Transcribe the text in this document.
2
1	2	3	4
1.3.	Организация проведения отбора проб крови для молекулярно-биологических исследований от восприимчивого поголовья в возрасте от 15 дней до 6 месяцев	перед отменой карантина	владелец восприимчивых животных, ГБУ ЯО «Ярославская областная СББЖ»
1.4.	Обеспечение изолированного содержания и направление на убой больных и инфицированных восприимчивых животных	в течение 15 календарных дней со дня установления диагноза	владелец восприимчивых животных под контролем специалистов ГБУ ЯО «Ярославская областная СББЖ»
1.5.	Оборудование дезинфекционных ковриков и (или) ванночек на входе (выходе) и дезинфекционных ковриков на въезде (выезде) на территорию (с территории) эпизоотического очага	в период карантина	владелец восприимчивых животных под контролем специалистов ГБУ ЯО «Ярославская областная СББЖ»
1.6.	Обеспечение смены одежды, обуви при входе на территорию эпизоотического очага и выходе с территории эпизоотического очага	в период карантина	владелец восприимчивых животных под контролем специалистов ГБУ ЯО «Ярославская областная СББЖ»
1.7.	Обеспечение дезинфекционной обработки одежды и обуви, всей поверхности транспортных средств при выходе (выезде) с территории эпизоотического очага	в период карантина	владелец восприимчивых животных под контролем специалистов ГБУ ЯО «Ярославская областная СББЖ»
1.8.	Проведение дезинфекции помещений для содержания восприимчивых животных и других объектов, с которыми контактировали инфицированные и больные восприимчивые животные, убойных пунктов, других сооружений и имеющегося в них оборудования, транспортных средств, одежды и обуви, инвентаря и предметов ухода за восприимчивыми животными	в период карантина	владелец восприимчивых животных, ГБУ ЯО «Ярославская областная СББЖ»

━━━━━━━━━━━━━━━━━━━━━━━━━━━━━━

## [Required task]
Set down the entries verbatim, leaving none out.

## [Task solution]
Transcribe the text in this document.
2
1	2	3	4
1.3.	Организация проведения отбора проб крови для молекулярно-биологических исследований от восприимчивого поголовья в возрасте от 15 дней до 6 месяцев	перед отменой карантина	владелец восприимчивых животных, ГБУ ЯО «Ярославская областная СББЖ»
1.4.	Обеспечение изолированного содержания и направление на убой больных и инфицированных восприимчивых животных	в течение 15 календарных дней со дня установления диагноза	владелец восприимчивых животных под контролем специалистов ГБУ ЯО «Ярославская областная СББЖ»
1.5.	Оборудование дезинфекционных ковриков и (или) ванночек на входе (выходе) и дезинфекционных ковриков на въезде (выезде) на территорию (с территории) эпизоотического очага	в период карантина	владелец восприимчивых животных под контролем специалистов ГБУ ЯО «Ярославская областная СББЖ»
1.6.	Обеспечение смены одежды, обуви при входе на территорию эпизоотического очага и выходе с территории эпизоотического очага	в период карантина	владелец восприимчивых животных под контролем специалистов ГБУ ЯО «Ярославская областная СББЖ»
1.7.	Обеспечение дезинфекционной обработки одежды и обуви, всей поверхности транспортных средств при выходе (выезде) с территории эпизоотического очага	в период карантина	владелец восприимчивых животных под контролем специалистов ГБУ ЯО «Ярославская областная СББЖ»
1.8.	Проведение дезинфекции помещений для содержания восприимчивых животных и других объектов, с которыми контактировали инфицированные и больные восприимчивые животные, убойных пунктов, других сооружений и имеющегося в них оборудования, транспортных средств, одежды и обуви, инвентаря и предметов ухода за восприимчивыми животными	в период карантина	владелец восприимчивых животных, ГБУ ЯО «Ярославская областная СББЖ»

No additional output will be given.